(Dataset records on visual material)
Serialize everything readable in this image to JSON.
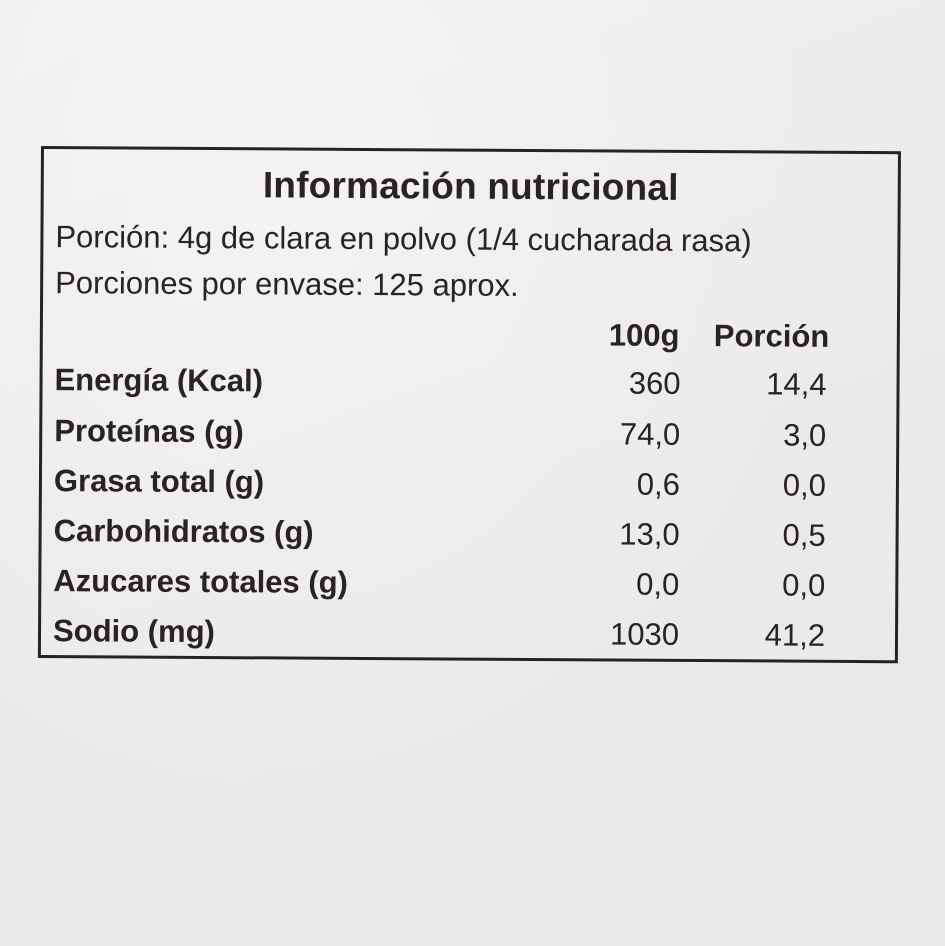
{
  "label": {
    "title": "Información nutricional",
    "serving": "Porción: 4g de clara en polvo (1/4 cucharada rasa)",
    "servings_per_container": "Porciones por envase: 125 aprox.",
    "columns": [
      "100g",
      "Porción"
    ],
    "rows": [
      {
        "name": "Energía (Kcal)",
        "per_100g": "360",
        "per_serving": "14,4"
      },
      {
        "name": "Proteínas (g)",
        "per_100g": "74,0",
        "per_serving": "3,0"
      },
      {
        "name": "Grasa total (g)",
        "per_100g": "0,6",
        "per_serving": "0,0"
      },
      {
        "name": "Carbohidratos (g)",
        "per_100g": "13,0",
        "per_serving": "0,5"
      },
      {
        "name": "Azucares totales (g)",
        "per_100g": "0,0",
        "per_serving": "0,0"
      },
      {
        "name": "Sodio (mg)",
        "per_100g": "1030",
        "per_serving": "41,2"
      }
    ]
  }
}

Work instructions:
Out of the material above, gather each line where "Porción" appears.

Written solution:
    "serving": "Porción: 4g de clara en polvo (1/4 cucharada rasa)",
      "Porción"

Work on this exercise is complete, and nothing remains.